▶ Challenge:
Collect each line containing "Jeudi".

---------- Data for this exercise ----------

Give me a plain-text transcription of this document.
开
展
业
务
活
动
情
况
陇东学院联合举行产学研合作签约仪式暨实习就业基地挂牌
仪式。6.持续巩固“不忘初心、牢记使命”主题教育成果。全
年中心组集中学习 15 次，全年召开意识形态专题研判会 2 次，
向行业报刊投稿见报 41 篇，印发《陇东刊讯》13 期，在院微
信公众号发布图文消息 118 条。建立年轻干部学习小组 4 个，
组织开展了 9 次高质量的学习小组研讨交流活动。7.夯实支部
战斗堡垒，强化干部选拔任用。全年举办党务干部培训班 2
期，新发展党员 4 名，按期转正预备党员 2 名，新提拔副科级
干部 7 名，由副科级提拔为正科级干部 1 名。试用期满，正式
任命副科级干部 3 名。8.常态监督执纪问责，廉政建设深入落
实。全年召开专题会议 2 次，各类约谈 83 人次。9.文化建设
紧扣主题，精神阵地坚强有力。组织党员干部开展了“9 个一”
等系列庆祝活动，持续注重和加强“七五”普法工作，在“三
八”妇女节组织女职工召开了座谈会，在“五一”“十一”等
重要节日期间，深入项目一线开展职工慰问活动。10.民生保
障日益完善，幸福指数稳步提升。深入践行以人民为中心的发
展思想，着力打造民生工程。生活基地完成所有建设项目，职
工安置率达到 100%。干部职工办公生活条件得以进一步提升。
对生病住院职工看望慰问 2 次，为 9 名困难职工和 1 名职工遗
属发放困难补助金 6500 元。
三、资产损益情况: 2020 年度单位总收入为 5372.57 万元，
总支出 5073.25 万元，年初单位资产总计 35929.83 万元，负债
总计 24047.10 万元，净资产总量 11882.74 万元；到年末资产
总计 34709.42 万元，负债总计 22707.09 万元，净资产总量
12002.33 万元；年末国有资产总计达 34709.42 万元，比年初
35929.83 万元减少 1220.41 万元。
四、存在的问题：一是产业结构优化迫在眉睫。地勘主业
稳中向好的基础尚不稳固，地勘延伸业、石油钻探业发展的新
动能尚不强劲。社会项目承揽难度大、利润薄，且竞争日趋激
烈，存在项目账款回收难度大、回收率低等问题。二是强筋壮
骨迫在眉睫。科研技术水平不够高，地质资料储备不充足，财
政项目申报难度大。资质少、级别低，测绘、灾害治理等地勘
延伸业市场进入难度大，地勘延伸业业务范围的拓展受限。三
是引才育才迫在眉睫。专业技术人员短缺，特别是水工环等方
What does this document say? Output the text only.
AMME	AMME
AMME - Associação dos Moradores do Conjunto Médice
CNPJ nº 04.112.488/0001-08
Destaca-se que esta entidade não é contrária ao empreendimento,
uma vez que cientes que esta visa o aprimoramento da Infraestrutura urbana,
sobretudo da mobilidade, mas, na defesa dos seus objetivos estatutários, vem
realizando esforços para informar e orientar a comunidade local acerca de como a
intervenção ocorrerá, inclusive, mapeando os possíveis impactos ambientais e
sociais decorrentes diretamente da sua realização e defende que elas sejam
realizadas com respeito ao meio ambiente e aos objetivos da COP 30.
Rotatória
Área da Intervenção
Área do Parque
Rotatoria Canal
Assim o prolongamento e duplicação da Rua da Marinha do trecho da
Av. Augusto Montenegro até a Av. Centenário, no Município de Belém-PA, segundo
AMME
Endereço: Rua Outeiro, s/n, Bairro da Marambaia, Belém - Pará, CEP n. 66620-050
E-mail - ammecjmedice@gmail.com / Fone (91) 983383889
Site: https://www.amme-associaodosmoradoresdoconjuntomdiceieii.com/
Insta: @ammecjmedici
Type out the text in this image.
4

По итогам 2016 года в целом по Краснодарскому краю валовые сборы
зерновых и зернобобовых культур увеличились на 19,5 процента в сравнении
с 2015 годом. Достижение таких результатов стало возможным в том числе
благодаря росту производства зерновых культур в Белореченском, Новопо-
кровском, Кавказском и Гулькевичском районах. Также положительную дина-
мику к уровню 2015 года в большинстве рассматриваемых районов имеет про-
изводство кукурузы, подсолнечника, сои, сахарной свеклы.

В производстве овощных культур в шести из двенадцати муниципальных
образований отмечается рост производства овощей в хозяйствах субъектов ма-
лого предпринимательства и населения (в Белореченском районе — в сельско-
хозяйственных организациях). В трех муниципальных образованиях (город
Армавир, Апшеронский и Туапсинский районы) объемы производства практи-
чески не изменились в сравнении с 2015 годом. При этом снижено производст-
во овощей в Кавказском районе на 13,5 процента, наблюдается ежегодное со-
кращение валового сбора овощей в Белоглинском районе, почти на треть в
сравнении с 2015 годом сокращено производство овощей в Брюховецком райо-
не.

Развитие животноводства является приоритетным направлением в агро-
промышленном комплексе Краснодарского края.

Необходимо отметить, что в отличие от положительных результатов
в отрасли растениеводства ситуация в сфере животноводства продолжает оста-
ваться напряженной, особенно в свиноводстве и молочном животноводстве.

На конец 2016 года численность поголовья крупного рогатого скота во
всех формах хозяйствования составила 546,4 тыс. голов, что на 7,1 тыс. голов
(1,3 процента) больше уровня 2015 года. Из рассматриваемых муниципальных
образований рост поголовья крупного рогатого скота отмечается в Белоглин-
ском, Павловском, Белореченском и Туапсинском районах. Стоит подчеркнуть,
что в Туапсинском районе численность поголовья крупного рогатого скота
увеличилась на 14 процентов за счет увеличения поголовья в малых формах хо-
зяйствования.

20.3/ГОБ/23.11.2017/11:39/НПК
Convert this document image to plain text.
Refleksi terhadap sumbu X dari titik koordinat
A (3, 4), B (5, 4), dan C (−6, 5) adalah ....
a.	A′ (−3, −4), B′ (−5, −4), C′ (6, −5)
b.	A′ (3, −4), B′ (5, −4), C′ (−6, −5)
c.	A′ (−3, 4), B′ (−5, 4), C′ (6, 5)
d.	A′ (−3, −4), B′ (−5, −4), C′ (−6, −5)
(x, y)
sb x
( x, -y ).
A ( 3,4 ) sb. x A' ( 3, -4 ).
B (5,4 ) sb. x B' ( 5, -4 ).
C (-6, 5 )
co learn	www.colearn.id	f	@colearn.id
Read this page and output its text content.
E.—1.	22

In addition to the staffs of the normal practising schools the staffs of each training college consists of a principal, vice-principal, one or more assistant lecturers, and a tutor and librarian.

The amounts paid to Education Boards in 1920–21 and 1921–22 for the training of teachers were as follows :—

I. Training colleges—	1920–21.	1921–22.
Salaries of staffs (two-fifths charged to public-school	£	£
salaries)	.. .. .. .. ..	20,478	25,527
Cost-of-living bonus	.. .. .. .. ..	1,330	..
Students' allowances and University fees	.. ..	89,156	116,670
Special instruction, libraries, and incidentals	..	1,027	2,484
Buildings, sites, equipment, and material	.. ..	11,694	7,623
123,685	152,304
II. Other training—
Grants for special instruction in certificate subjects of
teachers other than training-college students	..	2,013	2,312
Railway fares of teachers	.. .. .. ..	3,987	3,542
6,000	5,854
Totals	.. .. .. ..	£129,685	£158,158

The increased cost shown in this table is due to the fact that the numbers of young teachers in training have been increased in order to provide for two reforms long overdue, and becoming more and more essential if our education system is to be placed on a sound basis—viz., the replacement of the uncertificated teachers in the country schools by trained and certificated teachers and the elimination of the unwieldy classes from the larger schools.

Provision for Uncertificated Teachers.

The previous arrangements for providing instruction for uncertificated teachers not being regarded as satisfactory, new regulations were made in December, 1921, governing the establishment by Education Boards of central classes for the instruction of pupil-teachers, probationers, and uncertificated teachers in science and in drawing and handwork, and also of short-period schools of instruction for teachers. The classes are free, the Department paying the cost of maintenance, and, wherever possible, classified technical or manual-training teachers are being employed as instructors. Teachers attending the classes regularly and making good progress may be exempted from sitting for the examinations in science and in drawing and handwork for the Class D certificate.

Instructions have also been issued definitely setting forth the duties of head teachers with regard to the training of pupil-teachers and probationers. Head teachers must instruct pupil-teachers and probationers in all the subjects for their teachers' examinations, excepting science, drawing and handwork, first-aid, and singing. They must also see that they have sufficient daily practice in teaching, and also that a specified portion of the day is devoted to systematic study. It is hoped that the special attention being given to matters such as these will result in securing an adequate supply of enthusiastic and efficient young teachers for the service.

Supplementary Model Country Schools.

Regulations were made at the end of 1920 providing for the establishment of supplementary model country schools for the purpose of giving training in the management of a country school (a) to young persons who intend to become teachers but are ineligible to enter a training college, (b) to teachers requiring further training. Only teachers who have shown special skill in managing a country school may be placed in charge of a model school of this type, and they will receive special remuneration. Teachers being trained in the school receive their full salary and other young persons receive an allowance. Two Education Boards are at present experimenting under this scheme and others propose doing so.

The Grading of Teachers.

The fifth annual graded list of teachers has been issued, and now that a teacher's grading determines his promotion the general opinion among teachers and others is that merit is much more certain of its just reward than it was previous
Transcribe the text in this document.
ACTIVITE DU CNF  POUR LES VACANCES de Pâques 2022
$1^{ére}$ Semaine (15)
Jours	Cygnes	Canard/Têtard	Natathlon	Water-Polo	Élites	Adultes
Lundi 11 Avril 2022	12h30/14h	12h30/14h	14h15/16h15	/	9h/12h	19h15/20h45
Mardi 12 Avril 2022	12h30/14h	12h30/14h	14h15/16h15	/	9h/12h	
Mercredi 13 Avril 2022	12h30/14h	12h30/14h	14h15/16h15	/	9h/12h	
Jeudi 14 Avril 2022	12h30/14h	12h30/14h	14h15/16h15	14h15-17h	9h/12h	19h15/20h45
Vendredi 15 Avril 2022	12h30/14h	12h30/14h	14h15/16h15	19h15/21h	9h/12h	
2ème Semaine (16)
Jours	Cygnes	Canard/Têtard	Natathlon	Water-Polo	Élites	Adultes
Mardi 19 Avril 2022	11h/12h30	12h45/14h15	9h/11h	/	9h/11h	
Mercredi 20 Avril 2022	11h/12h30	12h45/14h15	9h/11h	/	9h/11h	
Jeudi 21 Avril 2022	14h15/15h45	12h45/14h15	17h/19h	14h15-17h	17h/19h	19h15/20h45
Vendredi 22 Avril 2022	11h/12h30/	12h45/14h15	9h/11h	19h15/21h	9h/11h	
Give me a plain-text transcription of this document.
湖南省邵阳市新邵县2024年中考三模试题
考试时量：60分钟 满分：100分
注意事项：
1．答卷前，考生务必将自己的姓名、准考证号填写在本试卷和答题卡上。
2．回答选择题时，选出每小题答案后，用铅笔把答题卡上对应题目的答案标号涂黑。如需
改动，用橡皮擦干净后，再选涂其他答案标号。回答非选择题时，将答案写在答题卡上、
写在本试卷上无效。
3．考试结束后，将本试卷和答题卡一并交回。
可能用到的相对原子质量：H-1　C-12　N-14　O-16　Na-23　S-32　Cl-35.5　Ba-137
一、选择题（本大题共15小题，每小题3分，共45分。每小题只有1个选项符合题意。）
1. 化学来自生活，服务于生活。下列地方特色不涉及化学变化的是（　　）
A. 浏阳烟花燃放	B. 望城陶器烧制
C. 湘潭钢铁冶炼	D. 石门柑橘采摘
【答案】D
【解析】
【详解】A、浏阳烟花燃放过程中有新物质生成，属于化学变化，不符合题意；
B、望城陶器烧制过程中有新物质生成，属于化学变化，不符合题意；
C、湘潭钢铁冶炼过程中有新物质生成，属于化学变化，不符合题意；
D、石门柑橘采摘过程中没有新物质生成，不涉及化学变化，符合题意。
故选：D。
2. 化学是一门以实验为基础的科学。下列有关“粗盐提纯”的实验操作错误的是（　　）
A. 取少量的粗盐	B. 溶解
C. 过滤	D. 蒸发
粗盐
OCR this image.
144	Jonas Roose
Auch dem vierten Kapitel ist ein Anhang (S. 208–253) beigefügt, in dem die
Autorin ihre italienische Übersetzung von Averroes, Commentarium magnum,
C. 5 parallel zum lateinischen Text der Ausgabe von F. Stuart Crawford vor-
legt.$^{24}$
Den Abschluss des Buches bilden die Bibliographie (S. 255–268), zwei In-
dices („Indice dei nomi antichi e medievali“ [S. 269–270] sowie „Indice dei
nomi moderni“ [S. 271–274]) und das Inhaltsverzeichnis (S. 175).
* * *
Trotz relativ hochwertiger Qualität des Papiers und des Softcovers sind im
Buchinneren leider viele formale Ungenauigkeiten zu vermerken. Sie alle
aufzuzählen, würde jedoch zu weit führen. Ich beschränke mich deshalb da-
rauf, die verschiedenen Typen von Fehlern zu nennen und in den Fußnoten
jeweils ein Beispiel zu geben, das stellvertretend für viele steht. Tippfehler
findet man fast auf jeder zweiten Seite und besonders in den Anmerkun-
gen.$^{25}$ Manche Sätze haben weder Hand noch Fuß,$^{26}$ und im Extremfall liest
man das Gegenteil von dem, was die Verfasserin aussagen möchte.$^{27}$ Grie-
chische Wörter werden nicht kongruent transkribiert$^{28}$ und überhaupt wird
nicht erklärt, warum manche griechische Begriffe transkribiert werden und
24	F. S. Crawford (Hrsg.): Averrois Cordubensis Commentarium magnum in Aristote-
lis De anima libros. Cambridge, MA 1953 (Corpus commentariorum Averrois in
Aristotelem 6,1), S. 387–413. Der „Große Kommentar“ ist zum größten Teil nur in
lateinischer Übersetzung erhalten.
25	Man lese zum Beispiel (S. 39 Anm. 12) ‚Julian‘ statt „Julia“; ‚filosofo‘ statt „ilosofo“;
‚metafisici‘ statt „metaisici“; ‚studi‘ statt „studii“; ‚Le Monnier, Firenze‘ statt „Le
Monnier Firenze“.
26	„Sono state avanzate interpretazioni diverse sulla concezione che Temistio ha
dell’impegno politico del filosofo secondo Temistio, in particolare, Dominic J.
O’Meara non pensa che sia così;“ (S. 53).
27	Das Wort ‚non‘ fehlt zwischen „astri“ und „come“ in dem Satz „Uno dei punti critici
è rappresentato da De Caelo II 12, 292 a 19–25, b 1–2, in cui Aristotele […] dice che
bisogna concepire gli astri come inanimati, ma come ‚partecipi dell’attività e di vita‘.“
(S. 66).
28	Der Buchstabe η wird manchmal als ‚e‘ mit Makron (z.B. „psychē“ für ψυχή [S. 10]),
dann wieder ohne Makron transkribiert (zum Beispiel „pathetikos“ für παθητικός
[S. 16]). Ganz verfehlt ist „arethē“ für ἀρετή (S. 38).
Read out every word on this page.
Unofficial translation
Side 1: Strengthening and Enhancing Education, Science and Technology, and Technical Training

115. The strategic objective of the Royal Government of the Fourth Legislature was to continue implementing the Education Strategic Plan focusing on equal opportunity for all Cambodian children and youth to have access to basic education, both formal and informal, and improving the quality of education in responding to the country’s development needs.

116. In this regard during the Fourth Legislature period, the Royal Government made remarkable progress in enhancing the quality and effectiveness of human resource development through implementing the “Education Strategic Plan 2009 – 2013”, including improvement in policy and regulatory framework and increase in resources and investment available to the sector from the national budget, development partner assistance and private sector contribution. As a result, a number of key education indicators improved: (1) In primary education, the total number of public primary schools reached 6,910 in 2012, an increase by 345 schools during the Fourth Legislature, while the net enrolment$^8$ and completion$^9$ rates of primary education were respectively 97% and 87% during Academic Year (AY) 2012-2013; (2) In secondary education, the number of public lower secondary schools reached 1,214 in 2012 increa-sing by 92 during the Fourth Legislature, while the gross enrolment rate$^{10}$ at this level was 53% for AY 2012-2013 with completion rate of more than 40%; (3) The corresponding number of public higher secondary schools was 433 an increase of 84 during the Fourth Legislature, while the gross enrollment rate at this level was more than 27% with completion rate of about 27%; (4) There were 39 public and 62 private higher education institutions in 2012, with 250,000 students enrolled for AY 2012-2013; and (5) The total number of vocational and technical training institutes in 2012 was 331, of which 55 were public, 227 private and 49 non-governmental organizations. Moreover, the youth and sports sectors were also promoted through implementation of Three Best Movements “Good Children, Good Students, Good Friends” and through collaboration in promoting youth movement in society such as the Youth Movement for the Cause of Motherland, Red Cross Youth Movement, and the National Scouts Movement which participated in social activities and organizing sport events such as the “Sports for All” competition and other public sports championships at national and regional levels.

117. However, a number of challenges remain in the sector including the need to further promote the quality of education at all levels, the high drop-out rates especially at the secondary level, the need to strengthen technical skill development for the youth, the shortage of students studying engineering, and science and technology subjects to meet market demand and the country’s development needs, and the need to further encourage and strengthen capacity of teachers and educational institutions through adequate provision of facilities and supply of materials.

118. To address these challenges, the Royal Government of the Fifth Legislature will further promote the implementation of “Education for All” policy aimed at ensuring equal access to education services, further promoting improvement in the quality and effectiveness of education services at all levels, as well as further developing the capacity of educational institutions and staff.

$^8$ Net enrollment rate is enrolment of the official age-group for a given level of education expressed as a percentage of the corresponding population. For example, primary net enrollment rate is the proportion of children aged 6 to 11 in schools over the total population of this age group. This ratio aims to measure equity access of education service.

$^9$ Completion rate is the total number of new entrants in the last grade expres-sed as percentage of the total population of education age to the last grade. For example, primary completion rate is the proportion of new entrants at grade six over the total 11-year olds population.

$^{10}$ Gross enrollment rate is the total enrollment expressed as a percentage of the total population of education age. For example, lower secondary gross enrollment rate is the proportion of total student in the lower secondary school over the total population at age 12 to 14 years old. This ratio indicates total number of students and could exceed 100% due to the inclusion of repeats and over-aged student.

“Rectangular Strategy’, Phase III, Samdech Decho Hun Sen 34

----------

▶ Full answer:
Jeudi 14 Avril 2022	12h30/14h	12h30/14h	14h15/16h15	14h15-17h	9h/12h	19h15/20h45
Jeudi 21 Avril 2022	14h15/15h45	12h45/14h15	17h/19h	14h15-17h	17h/19h	19h15/20h45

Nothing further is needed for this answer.